Comb through the entries for "direction" and pull out each line that holds it.
======
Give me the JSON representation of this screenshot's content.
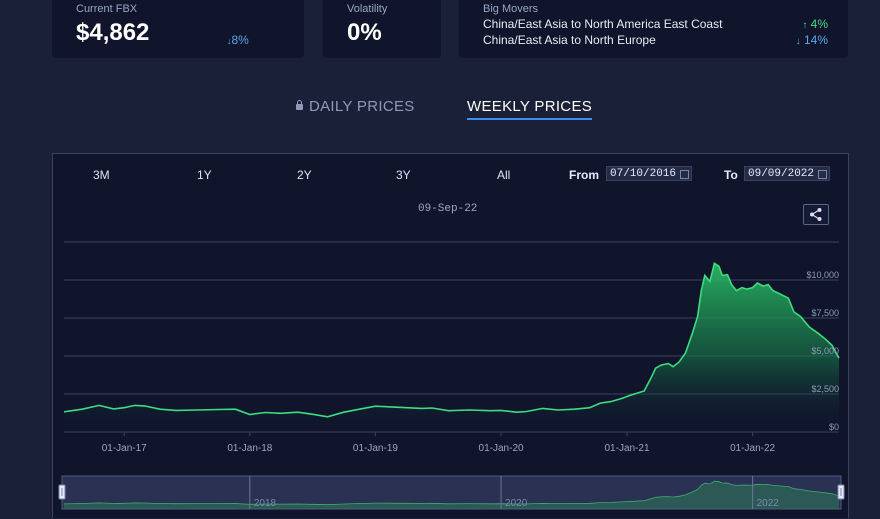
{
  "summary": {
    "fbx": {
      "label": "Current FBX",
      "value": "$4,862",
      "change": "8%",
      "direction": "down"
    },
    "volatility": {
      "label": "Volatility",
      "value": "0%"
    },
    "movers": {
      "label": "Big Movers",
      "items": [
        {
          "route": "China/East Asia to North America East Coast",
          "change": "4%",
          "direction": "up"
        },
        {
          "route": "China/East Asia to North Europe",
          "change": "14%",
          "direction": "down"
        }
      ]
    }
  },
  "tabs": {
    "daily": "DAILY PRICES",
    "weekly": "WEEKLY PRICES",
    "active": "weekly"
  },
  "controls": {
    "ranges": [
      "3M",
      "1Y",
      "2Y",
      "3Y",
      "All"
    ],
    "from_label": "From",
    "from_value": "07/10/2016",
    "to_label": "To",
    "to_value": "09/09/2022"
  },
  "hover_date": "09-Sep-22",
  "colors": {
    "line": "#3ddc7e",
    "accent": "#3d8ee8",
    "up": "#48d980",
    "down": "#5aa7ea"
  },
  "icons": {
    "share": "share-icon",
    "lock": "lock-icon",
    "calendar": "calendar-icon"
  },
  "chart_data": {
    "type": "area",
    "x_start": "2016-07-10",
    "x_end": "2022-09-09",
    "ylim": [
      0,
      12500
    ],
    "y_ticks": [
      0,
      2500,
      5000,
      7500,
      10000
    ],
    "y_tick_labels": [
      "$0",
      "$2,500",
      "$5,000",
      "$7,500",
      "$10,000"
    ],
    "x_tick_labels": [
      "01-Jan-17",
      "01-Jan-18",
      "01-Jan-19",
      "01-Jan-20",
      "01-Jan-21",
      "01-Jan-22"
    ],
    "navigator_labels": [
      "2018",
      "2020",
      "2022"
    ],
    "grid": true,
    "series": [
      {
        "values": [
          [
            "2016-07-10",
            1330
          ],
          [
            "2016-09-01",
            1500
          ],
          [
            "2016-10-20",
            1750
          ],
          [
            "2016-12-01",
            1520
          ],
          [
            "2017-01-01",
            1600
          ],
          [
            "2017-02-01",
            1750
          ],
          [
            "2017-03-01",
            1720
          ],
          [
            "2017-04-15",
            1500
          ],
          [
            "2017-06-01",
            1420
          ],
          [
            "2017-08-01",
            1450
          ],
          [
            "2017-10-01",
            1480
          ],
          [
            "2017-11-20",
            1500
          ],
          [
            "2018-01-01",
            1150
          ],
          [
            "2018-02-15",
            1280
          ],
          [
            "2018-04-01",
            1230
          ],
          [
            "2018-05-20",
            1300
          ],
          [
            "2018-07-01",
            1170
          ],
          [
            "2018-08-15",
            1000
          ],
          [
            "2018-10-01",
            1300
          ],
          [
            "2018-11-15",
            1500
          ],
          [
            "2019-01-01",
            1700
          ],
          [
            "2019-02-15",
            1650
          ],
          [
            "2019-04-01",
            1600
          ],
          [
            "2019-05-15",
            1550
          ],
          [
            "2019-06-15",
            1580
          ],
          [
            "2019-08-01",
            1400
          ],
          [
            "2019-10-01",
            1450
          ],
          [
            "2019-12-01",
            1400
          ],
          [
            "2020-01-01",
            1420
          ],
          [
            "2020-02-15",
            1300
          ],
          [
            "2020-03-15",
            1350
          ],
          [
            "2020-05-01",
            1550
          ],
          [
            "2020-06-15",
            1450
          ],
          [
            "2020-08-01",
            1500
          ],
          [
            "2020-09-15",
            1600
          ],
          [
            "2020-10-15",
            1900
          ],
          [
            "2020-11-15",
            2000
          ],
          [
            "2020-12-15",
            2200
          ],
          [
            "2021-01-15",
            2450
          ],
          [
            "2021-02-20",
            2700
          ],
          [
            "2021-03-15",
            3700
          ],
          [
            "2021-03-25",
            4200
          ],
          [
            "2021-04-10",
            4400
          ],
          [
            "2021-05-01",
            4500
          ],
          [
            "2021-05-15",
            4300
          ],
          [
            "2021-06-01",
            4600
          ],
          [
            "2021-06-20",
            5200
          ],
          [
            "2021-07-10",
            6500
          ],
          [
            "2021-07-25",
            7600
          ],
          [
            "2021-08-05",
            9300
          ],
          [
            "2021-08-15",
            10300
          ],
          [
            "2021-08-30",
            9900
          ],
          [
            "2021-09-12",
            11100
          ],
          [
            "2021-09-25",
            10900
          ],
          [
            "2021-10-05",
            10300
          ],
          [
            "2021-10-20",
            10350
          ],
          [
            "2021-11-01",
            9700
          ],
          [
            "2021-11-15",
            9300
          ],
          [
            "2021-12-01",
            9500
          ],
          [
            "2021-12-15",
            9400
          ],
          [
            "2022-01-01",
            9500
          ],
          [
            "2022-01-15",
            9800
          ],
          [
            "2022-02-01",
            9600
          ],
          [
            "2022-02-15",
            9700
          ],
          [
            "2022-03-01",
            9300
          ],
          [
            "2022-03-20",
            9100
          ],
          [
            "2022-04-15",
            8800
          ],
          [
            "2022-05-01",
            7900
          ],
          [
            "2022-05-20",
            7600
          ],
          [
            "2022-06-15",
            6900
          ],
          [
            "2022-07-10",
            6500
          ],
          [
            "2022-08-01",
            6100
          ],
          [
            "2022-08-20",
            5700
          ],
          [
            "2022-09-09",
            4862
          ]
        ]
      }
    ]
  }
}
======
* COMPLETE RESPONSE *
      "direction": "down"
          "direction": "up"
          "direction": "down"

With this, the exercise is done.